**To be done:** Copy the material below line for line, without changing anything, and omit the pictures from your copy.

**Record extracts:**
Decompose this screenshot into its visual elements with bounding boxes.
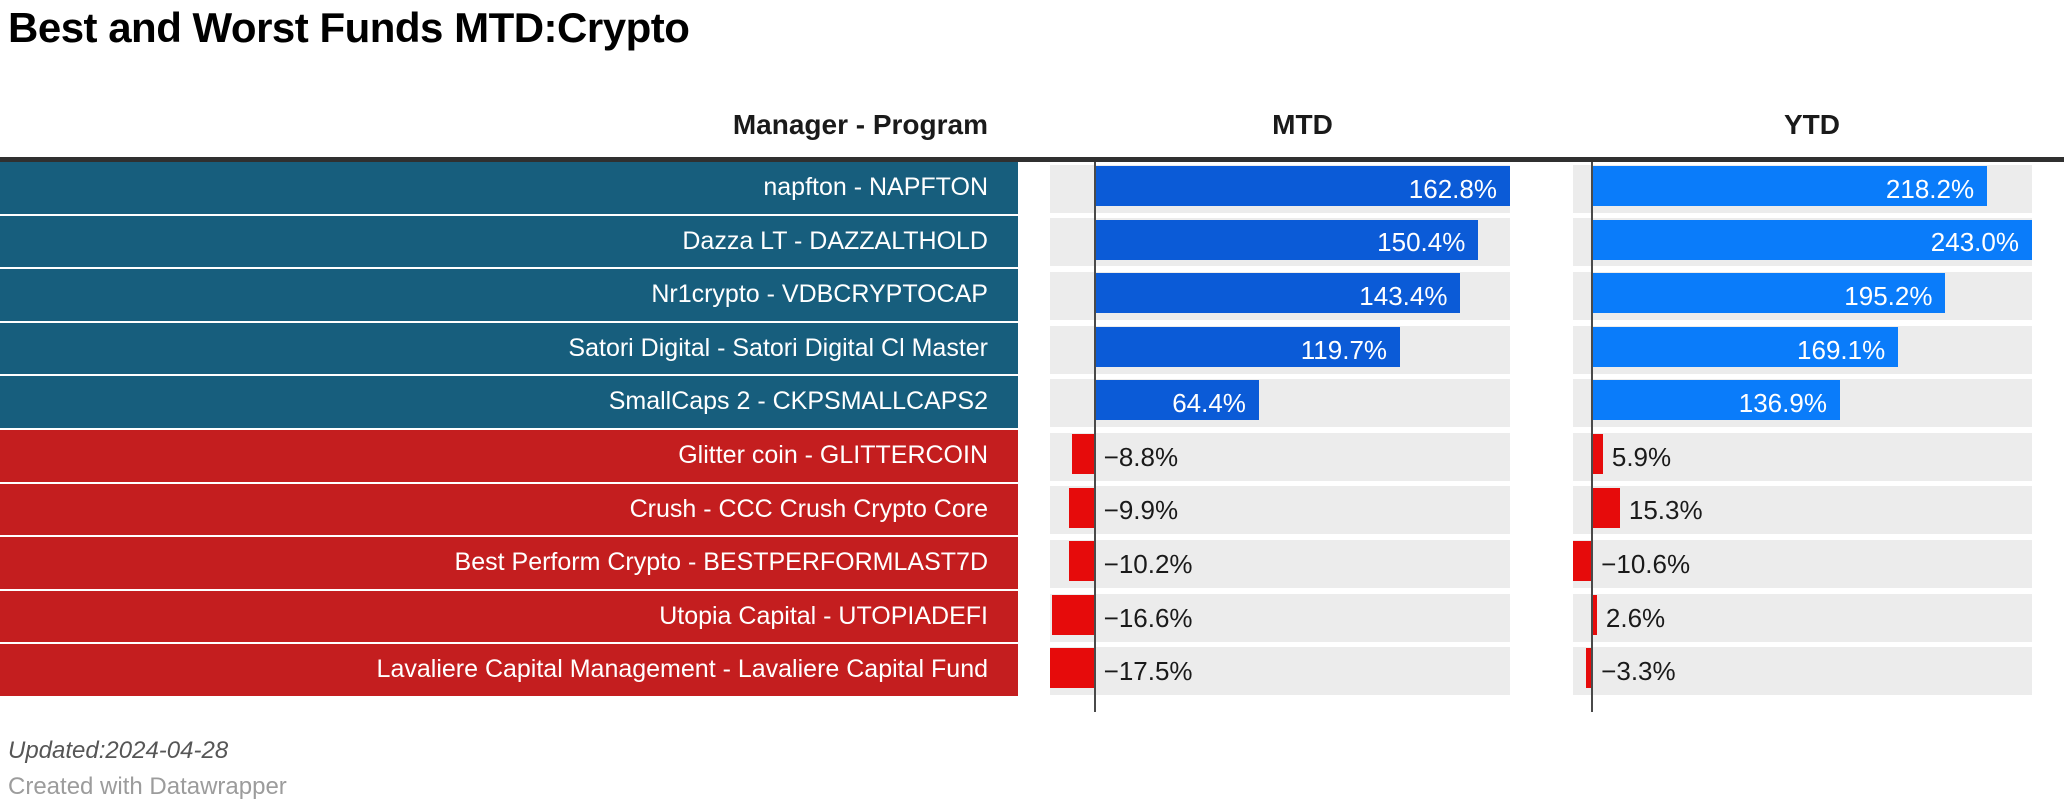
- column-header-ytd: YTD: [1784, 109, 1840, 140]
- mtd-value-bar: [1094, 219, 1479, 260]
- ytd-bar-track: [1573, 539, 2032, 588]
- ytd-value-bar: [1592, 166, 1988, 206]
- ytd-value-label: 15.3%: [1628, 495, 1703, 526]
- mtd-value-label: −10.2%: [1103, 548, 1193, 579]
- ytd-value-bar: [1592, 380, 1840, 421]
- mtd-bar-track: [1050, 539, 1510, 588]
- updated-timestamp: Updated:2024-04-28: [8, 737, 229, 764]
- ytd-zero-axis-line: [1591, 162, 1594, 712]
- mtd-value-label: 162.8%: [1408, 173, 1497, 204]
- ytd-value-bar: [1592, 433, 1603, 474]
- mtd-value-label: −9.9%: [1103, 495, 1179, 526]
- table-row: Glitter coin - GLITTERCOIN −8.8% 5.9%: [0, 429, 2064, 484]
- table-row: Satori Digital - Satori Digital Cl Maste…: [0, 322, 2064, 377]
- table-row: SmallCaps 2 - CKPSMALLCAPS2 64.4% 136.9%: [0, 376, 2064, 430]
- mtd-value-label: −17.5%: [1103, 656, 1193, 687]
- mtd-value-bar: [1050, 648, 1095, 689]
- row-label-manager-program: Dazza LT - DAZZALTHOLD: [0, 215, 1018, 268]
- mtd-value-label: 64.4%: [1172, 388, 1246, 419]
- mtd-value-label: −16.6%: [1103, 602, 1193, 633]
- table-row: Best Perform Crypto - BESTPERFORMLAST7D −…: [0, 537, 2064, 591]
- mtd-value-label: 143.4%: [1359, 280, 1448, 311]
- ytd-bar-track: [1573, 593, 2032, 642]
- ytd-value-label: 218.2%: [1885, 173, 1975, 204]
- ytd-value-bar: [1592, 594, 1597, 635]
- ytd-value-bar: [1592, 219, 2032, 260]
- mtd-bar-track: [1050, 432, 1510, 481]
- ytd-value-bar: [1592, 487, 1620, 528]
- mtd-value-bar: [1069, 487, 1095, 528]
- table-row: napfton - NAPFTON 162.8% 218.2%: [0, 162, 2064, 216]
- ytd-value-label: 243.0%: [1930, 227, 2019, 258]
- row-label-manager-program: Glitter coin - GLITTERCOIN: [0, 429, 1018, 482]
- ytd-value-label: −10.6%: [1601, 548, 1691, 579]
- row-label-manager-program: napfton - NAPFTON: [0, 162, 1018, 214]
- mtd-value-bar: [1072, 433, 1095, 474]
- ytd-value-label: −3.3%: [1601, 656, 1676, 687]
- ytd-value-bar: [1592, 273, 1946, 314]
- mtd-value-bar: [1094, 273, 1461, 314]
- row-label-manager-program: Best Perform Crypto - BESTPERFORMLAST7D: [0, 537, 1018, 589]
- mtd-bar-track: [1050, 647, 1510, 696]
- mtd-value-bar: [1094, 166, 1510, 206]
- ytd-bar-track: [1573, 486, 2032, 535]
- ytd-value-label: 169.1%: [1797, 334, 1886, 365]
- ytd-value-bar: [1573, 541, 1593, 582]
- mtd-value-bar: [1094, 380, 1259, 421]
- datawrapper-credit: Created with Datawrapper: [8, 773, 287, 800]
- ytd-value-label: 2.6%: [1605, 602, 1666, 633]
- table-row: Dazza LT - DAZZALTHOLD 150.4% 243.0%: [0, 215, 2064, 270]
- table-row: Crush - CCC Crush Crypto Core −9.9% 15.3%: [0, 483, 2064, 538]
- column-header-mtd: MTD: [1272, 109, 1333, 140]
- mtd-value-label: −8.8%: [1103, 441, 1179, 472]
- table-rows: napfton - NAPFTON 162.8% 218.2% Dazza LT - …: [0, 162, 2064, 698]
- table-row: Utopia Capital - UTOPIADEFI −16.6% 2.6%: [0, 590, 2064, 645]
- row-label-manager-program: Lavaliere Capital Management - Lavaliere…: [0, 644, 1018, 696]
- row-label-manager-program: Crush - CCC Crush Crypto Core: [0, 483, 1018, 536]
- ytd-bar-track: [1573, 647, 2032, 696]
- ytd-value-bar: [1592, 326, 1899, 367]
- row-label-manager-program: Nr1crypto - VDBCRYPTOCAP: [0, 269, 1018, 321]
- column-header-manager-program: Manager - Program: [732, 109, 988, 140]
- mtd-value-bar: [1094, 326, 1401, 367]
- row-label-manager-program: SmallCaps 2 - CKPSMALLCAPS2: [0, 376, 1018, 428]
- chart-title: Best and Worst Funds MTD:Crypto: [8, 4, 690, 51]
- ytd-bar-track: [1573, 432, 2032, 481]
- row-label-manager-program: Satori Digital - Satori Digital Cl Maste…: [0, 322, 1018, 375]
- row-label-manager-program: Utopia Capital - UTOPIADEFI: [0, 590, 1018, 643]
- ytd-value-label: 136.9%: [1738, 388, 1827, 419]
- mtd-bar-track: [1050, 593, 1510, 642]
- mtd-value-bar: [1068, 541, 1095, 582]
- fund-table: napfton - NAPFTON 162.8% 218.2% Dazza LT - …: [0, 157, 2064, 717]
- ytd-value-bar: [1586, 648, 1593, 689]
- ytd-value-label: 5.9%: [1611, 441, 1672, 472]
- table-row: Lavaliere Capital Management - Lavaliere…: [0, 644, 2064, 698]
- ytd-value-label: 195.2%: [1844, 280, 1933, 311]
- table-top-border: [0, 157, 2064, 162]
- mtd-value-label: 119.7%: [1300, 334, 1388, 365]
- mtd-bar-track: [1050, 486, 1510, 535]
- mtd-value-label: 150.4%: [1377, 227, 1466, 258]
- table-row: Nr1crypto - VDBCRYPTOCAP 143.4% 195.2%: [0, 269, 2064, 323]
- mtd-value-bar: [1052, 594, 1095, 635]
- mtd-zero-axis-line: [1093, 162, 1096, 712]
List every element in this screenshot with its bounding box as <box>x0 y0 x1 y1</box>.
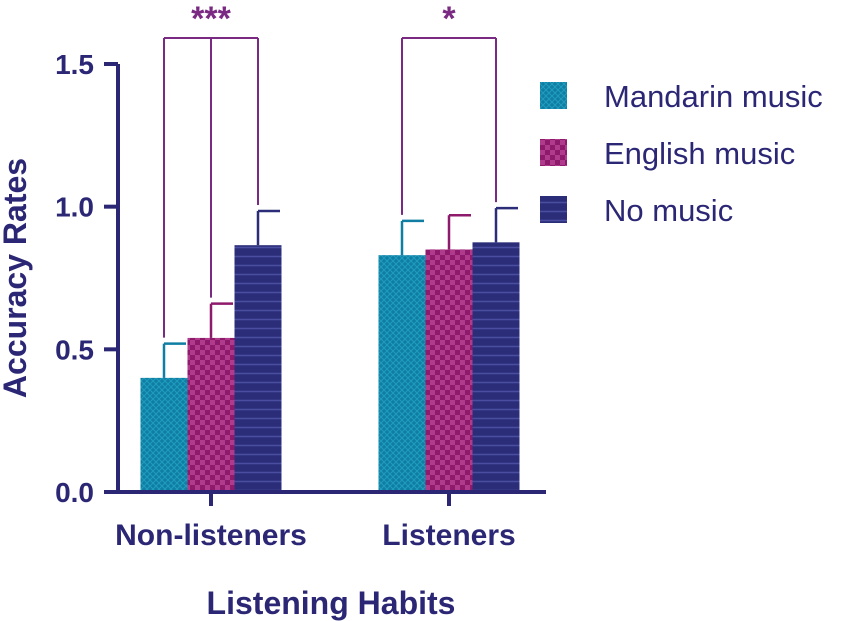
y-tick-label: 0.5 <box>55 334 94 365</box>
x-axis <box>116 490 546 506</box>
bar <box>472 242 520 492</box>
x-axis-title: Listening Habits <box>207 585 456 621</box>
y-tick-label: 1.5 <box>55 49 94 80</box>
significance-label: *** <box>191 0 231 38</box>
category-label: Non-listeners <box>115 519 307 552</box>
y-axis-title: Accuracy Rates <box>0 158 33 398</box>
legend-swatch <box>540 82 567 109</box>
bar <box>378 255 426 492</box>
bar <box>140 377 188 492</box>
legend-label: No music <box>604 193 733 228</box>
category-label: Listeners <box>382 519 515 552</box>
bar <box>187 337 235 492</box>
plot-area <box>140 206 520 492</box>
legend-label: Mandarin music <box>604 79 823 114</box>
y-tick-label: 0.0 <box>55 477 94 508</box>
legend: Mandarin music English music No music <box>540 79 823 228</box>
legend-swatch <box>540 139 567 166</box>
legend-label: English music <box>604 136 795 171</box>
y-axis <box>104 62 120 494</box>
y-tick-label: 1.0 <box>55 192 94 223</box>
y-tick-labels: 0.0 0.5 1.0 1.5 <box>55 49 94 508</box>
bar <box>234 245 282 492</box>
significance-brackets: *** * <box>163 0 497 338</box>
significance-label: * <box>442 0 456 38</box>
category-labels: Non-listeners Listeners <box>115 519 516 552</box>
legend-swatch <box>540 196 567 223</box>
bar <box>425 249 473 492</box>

**Result of the exercise:**
Decompose this screenshot into its visual elements with bounding boxes.
- column-header-ytd: YTD: [1784, 109, 1840, 140]
- mtd-value-bar: [1094, 219, 1479, 260]
- ytd-bar-track: [1573, 539, 2032, 588]
- ytd-value-bar: [1592, 166, 1988, 206]
- ytd-value-label: 15.3%: [1628, 495, 1703, 526]
- mtd-value-label: −10.2%: [1103, 548, 1193, 579]
- ytd-value-bar: [1592, 380, 1840, 421]
- mtd-bar-track: [1050, 539, 1510, 588]
- updated-timestamp: Updated:2024-04-28: [8, 737, 229, 764]
- ytd-zero-axis-line: [1591, 162, 1594, 712]
- mtd-value-label: 162.8%: [1408, 173, 1497, 204]
- ytd-value-bar: [1592, 433, 1603, 474]
- mtd-value-label: −9.9%: [1103, 495, 1179, 526]
- table-row: Glitter coin - GLITTERCOIN −8.8% 5.9%: [0, 429, 2064, 484]
- table-row: Satori Digital - Satori Digital Cl Maste…: [0, 322, 2064, 377]
- table-row: SmallCaps 2 - CKPSMALLCAPS2 64.4% 136.9%: [0, 376, 2064, 430]
- mtd-value-label: −17.5%: [1103, 656, 1193, 687]
- mtd-value-bar: [1050, 648, 1095, 689]
- row-label-manager-program: Dazza LT - DAZZALTHOLD: [0, 215, 1018, 268]
- mtd-value-label: 64.4%: [1172, 388, 1246, 419]
- mtd-value-label: −16.6%: [1103, 602, 1193, 633]
- table-row: Best Perform Crypto - BESTPERFORMLAST7D −…: [0, 537, 2064, 591]
- mtd-value-label: 143.4%: [1359, 280, 1448, 311]
- ytd-bar-track: [1573, 593, 2032, 642]
- ytd-value-label: 218.2%: [1885, 173, 1975, 204]
- ytd-value-bar: [1592, 594, 1597, 635]
- ytd-value-bar: [1592, 219, 2032, 260]
- mtd-bar-track: [1050, 432, 1510, 481]
- ytd-value-bar: [1592, 487, 1620, 528]
- mtd-value-bar: [1069, 487, 1095, 528]
- table-row: napfton - NAPFTON 162.8% 218.2%: [0, 162, 2064, 216]
- ytd-value-label: 243.0%: [1930, 227, 2019, 258]
- row-label-manager-program: Glitter coin - GLITTERCOIN: [0, 429, 1018, 482]
- ytd-value-label: −10.6%: [1601, 548, 1691, 579]
- row-label-manager-program: napfton - NAPFTON: [0, 162, 1018, 214]
- mtd-value-bar: [1072, 433, 1095, 474]
- ytd-value-label: −3.3%: [1601, 656, 1676, 687]
- ytd-value-bar: [1592, 273, 1946, 314]
- mtd-value-bar: [1094, 273, 1461, 314]
- row-label-manager-program: Best Perform Crypto - BESTPERFORMLAST7D: [0, 537, 1018, 589]
- mtd-bar-track: [1050, 647, 1510, 696]
- mtd-value-bar: [1094, 166, 1510, 206]
- ytd-bar-track: [1573, 486, 2032, 535]
- ytd-value-label: 169.1%: [1797, 334, 1886, 365]
- ytd-value-bar: [1573, 541, 1593, 582]
- mtd-value-bar: [1094, 380, 1259, 421]
- datawrapper-credit: Created with Datawrapper: [8, 773, 287, 800]
- ytd-value-label: 2.6%: [1605, 602, 1666, 633]
- table-row: Dazza LT - DAZZALTHOLD 150.4% 243.0%: [0, 215, 2064, 270]
- table-row: Crush - CCC Crush Crypto Core −9.9% 15.3%: [0, 483, 2064, 538]
- column-header-mtd: MTD: [1272, 109, 1333, 140]
- mtd-value-label: −8.8%: [1103, 441, 1179, 472]
- table-rows: napfton - NAPFTON 162.8% 218.2% Dazza LT - …: [0, 162, 2064, 698]
- table-row: Utopia Capital - UTOPIADEFI −16.6% 2.6%: [0, 590, 2064, 645]
- row-label-manager-program: Lavaliere Capital Management - Lavaliere…: [0, 644, 1018, 696]
- row-label-manager-program: Crush - CCC Crush Crypto Core: [0, 483, 1018, 536]
- ytd-bar-track: [1573, 647, 2032, 696]
- ytd-value-bar: [1592, 326, 1899, 367]
- row-label-manager-program: Nr1crypto - VDBCRYPTOCAP: [0, 269, 1018, 321]
- column-header-manager-program: Manager - Program: [732, 109, 988, 140]
- mtd-value-bar: [1094, 326, 1401, 367]
- row-label-manager-program: SmallCaps 2 - CKPSMALLCAPS2: [0, 376, 1018, 428]
- chart-title: Best and Worst Funds MTD:Crypto: [8, 4, 690, 51]
- ytd-bar-track: [1573, 432, 2032, 481]
- row-label-manager-program: Satori Digital - Satori Digital Cl Maste…: [0, 322, 1018, 375]
- row-label-manager-program: Utopia Capital - UTOPIADEFI: [0, 590, 1018, 643]
- ytd-value-label: 136.9%: [1738, 388, 1827, 419]
- mtd-bar-track: [1050, 593, 1510, 642]
- mtd-value-bar: [1068, 541, 1095, 582]
- fund-table: napfton - NAPFTON 162.8% 218.2% Dazza LT - …: [0, 157, 2064, 717]
- ytd-value-bar: [1586, 648, 1593, 689]
- ytd-value-label: 5.9%: [1611, 441, 1672, 472]
- table-row: Lavaliere Capital Management - Lavaliere…: [0, 644, 2064, 698]
- ytd-value-label: 195.2%: [1844, 280, 1933, 311]
- table-top-border: [0, 157, 2064, 162]
- mtd-value-label: 119.7%: [1300, 334, 1388, 365]
- mtd-bar-track: [1050, 486, 1510, 535]
- mtd-value-label: 150.4%: [1377, 227, 1466, 258]
- table-row: Nr1crypto - VDBCRYPTOCAP 143.4% 195.2%: [0, 269, 2064, 323]
- mtd-value-bar: [1052, 594, 1095, 635]
- mtd-zero-axis-line: [1093, 162, 1096, 712]
List every element in this screenshot with its bounding box as <box>x0 y0 x1 y1</box>.
y-tick-label: 0.5 <box>55 334 94 365</box>
x-axis <box>116 490 546 506</box>
bar <box>472 242 520 492</box>
x-axis-title: Listening Habits <box>207 585 456 621</box>
y-tick-label: 1.5 <box>55 49 94 80</box>
significance-label: *** <box>191 0 231 38</box>
category-label: Non-listeners <box>115 519 307 552</box>
y-axis-title: Accuracy Rates <box>0 158 33 398</box>
legend-swatch <box>540 82 567 109</box>
bar <box>378 255 426 492</box>
bar <box>140 377 188 492</box>
legend-label: No music <box>604 193 733 228</box>
category-label: Listeners <box>382 519 515 552</box>
bar <box>187 337 235 492</box>
plot-area <box>140 206 520 492</box>
legend-label: Mandarin music <box>604 79 823 114</box>
y-tick-label: 0.0 <box>55 477 94 508</box>
legend: Mandarin music English music No music <box>540 79 823 228</box>
legend-swatch <box>540 139 567 166</box>
legend-label: English music <box>604 136 795 171</box>
y-axis <box>104 62 120 494</box>
y-tick-label: 1.0 <box>55 192 94 223</box>
y-tick-labels: 0.0 0.5 1.0 1.5 <box>55 49 94 508</box>
bar <box>234 245 282 492</box>
significance-brackets: *** * <box>163 0 497 338</box>
significance-label: * <box>442 0 456 38</box>
category-labels: Non-listeners Listeners <box>115 519 516 552</box>
legend-swatch <box>540 196 567 223</box>
bar <box>425 249 473 492</box>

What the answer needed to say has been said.